* _What is expected_: Copy each line of the entries beneath that contains the word "slope".

* _Dataset extract_:

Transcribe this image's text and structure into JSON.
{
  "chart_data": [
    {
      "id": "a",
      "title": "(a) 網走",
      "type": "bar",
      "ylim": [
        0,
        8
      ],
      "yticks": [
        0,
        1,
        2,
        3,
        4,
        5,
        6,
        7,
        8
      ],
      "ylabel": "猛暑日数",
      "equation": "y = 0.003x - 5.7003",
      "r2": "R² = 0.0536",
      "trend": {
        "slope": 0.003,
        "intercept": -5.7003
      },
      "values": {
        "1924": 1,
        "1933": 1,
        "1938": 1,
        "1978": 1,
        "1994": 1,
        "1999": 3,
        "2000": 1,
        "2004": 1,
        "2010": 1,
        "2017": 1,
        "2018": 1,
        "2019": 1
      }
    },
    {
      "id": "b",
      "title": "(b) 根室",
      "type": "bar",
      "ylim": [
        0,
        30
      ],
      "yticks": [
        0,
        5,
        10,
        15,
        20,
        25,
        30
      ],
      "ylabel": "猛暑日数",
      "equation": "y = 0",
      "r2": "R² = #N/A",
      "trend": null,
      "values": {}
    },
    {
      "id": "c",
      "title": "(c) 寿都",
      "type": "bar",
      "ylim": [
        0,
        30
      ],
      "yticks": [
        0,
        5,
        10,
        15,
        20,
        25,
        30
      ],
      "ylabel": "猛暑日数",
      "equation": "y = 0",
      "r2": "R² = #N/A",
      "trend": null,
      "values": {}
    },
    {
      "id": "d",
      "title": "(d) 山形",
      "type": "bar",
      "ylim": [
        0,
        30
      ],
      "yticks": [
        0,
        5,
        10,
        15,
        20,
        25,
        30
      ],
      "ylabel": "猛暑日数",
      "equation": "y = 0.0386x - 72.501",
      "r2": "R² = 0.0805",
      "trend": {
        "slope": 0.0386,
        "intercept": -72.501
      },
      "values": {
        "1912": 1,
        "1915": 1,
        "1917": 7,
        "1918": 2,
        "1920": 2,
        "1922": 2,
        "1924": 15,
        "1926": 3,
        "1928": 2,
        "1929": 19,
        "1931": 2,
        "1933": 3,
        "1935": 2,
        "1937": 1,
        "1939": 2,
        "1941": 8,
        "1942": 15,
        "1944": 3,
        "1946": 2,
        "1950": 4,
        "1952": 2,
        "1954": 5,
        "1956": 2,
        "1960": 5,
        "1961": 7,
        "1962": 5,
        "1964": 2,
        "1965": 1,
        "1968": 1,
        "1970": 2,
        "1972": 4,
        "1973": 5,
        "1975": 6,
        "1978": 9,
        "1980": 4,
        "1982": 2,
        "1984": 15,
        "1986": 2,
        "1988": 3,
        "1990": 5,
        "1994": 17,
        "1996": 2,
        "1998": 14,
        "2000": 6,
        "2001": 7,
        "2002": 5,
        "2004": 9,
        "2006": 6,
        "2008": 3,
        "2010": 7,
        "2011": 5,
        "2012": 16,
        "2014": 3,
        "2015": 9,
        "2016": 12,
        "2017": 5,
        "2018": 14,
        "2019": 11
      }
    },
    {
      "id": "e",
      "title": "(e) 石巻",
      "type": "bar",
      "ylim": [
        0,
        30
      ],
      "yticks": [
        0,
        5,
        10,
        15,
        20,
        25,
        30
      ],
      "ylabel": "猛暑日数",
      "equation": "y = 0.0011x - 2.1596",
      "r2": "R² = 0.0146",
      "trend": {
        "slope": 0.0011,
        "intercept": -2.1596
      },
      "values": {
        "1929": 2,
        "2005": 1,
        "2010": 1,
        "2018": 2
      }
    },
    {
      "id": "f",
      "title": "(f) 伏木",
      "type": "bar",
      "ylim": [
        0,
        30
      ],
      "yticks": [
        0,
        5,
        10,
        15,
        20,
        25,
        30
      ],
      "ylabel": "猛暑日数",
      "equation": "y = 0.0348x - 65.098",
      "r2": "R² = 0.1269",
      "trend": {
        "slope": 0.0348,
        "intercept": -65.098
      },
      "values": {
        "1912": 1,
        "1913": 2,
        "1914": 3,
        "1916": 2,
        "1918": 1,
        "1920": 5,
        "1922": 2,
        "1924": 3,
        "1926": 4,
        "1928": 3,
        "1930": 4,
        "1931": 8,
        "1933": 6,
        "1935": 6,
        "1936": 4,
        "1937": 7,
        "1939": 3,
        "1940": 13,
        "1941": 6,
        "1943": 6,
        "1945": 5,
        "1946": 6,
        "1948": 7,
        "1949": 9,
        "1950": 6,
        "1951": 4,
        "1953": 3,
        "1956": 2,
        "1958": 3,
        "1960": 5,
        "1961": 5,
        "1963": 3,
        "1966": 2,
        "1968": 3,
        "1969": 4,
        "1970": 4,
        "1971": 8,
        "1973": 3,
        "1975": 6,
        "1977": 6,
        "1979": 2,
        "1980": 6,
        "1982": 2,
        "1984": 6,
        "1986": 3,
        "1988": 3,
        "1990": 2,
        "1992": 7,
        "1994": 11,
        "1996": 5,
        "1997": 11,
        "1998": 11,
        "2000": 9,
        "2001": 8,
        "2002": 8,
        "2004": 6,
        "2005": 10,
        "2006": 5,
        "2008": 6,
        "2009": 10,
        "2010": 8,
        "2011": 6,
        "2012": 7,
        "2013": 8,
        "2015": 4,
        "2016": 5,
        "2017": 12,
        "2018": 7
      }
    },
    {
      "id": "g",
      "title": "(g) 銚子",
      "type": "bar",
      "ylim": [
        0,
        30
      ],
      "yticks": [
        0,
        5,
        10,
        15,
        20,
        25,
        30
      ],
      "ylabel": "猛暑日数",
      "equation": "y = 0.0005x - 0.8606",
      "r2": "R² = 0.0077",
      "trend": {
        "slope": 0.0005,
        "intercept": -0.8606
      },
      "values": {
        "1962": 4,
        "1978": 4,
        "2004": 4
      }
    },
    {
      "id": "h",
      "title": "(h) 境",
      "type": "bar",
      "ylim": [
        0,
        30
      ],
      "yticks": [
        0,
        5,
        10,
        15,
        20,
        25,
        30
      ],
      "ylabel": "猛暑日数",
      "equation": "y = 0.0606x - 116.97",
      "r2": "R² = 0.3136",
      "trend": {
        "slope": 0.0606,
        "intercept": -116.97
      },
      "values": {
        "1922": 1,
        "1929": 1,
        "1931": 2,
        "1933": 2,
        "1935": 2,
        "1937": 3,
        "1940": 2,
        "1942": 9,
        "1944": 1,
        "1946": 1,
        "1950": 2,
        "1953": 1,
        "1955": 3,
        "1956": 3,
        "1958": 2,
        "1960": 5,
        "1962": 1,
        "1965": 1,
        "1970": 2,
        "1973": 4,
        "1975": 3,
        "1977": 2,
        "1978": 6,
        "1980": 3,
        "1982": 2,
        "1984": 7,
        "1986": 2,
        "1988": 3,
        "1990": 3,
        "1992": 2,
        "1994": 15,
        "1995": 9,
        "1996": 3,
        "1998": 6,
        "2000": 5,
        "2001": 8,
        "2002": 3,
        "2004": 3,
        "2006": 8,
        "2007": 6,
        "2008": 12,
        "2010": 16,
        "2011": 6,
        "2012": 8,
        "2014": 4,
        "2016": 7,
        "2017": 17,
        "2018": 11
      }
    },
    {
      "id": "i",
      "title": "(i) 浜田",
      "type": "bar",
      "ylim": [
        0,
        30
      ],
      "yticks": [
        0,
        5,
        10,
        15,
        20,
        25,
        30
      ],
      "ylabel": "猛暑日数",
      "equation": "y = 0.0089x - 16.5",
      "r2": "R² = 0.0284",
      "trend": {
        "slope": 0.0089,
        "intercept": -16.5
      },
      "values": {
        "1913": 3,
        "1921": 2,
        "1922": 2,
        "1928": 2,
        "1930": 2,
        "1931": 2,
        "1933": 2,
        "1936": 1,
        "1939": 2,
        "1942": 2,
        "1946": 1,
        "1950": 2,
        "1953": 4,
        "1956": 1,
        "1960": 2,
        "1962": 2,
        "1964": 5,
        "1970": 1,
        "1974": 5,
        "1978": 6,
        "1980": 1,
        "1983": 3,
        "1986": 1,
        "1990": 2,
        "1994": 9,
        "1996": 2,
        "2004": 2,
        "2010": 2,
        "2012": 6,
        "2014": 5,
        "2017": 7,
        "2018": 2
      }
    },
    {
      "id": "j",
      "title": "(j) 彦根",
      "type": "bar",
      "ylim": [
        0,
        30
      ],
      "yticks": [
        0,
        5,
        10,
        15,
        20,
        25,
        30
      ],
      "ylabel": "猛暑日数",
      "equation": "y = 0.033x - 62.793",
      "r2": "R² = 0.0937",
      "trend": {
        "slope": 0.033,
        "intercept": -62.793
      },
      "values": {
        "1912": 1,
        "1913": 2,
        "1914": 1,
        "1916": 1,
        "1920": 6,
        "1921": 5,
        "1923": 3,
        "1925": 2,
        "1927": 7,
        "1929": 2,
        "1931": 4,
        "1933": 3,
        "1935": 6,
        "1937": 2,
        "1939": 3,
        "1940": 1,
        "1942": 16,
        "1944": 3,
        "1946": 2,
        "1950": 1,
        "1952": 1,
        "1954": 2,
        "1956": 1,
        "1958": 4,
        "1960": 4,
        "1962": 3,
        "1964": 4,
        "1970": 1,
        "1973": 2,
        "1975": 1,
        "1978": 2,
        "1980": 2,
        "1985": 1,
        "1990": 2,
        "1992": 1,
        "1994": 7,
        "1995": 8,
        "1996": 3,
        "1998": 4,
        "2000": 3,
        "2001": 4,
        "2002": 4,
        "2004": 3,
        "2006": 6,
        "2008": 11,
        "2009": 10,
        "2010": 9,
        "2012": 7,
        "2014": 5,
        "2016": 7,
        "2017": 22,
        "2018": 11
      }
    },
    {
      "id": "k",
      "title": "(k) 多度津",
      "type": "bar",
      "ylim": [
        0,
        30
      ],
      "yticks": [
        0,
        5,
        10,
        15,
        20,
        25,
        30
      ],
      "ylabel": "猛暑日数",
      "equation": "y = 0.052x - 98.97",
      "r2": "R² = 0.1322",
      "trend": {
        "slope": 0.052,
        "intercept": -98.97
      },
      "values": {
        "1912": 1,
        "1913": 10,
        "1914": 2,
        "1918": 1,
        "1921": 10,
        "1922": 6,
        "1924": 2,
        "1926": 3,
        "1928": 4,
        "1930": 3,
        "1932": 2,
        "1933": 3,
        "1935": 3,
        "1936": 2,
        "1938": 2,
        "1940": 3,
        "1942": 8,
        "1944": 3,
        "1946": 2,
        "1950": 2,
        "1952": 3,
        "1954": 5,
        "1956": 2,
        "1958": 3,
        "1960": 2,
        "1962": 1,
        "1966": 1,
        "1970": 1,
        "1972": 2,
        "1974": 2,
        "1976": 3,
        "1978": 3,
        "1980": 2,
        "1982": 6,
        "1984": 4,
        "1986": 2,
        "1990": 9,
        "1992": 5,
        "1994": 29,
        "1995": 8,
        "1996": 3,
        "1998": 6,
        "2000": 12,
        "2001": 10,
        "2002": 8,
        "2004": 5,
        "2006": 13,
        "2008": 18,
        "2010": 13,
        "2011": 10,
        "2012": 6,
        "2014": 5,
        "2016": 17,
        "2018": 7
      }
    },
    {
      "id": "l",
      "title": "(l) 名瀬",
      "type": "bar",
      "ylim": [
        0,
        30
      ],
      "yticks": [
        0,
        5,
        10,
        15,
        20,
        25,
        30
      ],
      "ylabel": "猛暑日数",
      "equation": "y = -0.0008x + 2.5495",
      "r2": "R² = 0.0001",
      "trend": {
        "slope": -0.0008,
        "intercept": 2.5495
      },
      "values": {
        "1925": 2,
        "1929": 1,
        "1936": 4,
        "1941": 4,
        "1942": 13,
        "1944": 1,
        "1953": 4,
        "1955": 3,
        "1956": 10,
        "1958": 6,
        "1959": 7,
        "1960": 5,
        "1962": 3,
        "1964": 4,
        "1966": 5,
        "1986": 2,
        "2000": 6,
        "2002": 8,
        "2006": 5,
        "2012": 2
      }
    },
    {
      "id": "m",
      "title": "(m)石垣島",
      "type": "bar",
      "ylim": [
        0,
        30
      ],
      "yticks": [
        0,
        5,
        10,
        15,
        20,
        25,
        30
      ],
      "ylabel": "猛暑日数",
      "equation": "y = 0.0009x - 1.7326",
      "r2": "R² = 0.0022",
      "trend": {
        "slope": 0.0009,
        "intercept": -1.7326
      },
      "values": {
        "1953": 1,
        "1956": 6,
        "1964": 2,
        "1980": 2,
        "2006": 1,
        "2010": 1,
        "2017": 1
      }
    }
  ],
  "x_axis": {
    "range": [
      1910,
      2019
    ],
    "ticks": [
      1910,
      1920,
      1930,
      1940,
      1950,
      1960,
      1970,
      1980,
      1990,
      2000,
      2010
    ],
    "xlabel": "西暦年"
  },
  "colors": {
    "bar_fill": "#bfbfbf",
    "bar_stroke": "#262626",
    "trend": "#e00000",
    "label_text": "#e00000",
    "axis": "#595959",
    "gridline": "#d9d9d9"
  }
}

* _Task solution_:
        "slope": 0.003,
        "slope": 0.0386,
        "slope": 0.0011,
        "slope": 0.0348,
        "slope": 0.0005,
        "slope": 0.0606,
        "slope": 0.0089,
        "slope": 0.033,
        "slope": 0.052,
        "slope": -0.0008,
        "slope": 0.0009,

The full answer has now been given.